◆ TASK TO CARRY OUT
Word for word, reproduce the data that follows.

◆ INPUT FOR THIS TASK
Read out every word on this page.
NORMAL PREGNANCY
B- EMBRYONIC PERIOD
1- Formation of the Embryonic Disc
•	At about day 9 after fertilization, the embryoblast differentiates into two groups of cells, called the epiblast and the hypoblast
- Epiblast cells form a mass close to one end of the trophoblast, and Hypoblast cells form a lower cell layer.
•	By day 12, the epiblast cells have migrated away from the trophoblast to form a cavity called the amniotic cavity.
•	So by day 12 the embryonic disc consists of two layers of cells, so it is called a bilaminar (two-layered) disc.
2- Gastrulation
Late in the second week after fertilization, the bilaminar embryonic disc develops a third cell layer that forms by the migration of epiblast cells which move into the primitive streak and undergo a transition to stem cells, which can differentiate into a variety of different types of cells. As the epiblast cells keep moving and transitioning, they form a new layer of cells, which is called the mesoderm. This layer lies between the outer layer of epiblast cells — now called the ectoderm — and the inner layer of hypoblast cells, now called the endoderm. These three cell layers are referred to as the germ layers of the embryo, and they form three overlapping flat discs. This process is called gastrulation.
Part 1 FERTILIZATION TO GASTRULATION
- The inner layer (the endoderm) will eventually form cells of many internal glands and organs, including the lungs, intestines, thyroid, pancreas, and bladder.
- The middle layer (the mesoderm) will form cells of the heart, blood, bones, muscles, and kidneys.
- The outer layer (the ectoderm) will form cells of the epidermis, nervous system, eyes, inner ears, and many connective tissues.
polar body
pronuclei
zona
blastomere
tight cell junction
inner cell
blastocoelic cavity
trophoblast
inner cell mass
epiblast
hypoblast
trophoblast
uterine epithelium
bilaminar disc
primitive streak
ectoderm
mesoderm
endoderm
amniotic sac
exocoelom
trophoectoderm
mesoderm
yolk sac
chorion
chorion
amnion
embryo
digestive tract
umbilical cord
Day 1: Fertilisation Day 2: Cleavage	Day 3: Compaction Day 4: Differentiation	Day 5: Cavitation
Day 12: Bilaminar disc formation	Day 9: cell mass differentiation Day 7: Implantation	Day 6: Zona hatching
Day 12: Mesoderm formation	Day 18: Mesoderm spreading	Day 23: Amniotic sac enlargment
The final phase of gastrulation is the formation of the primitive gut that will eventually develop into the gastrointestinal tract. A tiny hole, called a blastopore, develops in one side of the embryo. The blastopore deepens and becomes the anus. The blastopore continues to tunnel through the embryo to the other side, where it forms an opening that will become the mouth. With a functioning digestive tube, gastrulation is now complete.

◆ EXPECTED OUTPUT
Read out every word on this page.
NORMAL PREGNANCY
B- EMBRYONIC PERIOD
1- Formation of the Embryonic Disc
•	At about day 9 after fertilization, the embryoblast differentiates into two groups of cells, called the epiblast and the hypoblast
- Epiblast cells form a mass close to one end of the trophoblast, and Hypoblast cells form a lower cell layer.
•	By day 12, the epiblast cells have migrated away from the trophoblast to form a cavity called the amniotic cavity.
•	So by day 12 the embryonic disc consists of two layers of cells, so it is called a bilaminar (two-layered) disc.
2- Gastrulation
Late in the second week after fertilization, the bilaminar embryonic disc develops a third cell layer that forms by the migration of epiblast cells which move into the primitive streak and undergo a transition to stem cells, which can differentiate into a variety of different types of cells. As the epiblast cells keep moving and transitioning, they form a new layer of cells, which is called the mesoderm. This layer lies between the outer layer of epiblast cells — now called the ectoderm — and the inner layer of hypoblast cells, now called the endoderm. These three cell layers are referred to as the germ layers of the embryo, and they form three overlapping flat discs. This process is called gastrulation.
Part 1 FERTILIZATION TO GASTRULATION
- The inner layer (the endoderm) will eventually form cells of many internal glands and organs, including the lungs, intestines, thyroid, pancreas, and bladder.
- The middle layer (the mesoderm) will form cells of the heart, blood, bones, muscles, and kidneys.
- The outer layer (the ectoderm) will form cells of the epidermis, nervous system, eyes, inner ears, and many connective tissues.
polar body
pronuclei
zona
blastomere
tight cell junction
inner cell
blastocoelic cavity
trophoblast
inner cell mass
epiblast
hypoblast
trophoblast
uterine epithelium
bilaminar disc
primitive streak
ectoderm
mesoderm
endoderm
amniotic sac
exocoelom
trophoectoderm
mesoderm
yolk sac
chorion
chorion
amnion
embryo
digestive tract
umbilical cord
Day 1: Fertilisation Day 2: Cleavage	Day 3: Compaction Day 4: Differentiation	Day 5: Cavitation
Day 12: Bilaminar disc formation	Day 9: cell mass differentiation Day 7: Implantation	Day 6: Zona hatching
Day 12: Mesoderm formation	Day 18: Mesoderm spreading	Day 23: Amniotic sac enlargment
The final phase of gastrulation is the formation of the primitive gut that will eventually develop into the gastrointestinal tract. A tiny hole, called a blastopore, develops in one side of the embryo. The blastopore deepens and becomes the anus. The blastopore continues to tunnel through the embryo to the other side, where it forms an opening that will become the mouth. With a functioning digestive tube, gastrulation is now complete.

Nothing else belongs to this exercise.